• [Task objective]
Check every line below for the word "label" and show those that hold it.

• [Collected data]
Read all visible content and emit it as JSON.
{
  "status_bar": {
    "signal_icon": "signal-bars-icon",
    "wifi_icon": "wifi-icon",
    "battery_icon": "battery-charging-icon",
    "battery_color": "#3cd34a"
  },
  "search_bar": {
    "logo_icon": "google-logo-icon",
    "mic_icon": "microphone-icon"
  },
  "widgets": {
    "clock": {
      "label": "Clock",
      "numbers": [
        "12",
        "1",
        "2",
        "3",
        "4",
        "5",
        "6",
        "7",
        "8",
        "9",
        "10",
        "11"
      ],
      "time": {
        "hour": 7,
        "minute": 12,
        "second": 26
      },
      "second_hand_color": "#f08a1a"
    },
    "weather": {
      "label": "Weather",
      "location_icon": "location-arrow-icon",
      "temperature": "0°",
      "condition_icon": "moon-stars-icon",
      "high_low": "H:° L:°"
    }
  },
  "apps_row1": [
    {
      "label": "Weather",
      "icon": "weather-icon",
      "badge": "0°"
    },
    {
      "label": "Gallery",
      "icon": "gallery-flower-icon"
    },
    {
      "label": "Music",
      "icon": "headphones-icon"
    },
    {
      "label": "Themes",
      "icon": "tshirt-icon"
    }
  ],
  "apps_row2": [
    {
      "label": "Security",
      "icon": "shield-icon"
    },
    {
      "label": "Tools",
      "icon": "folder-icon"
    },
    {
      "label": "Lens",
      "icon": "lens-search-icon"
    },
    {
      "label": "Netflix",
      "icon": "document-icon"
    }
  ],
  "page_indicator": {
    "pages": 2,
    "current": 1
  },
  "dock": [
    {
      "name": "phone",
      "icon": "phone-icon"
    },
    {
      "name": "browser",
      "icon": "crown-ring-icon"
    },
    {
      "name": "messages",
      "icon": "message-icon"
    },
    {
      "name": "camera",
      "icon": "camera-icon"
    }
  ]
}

• [Response]
      "label": "Clock",
      "label": "Weather",
      "label": "Weather",
      "label": "Gallery",
      "label": "Music",
      "label": "Themes",
      "label": "Security",
      "label": "Tools",
      "label": "Lens",
      "label": "Netflix",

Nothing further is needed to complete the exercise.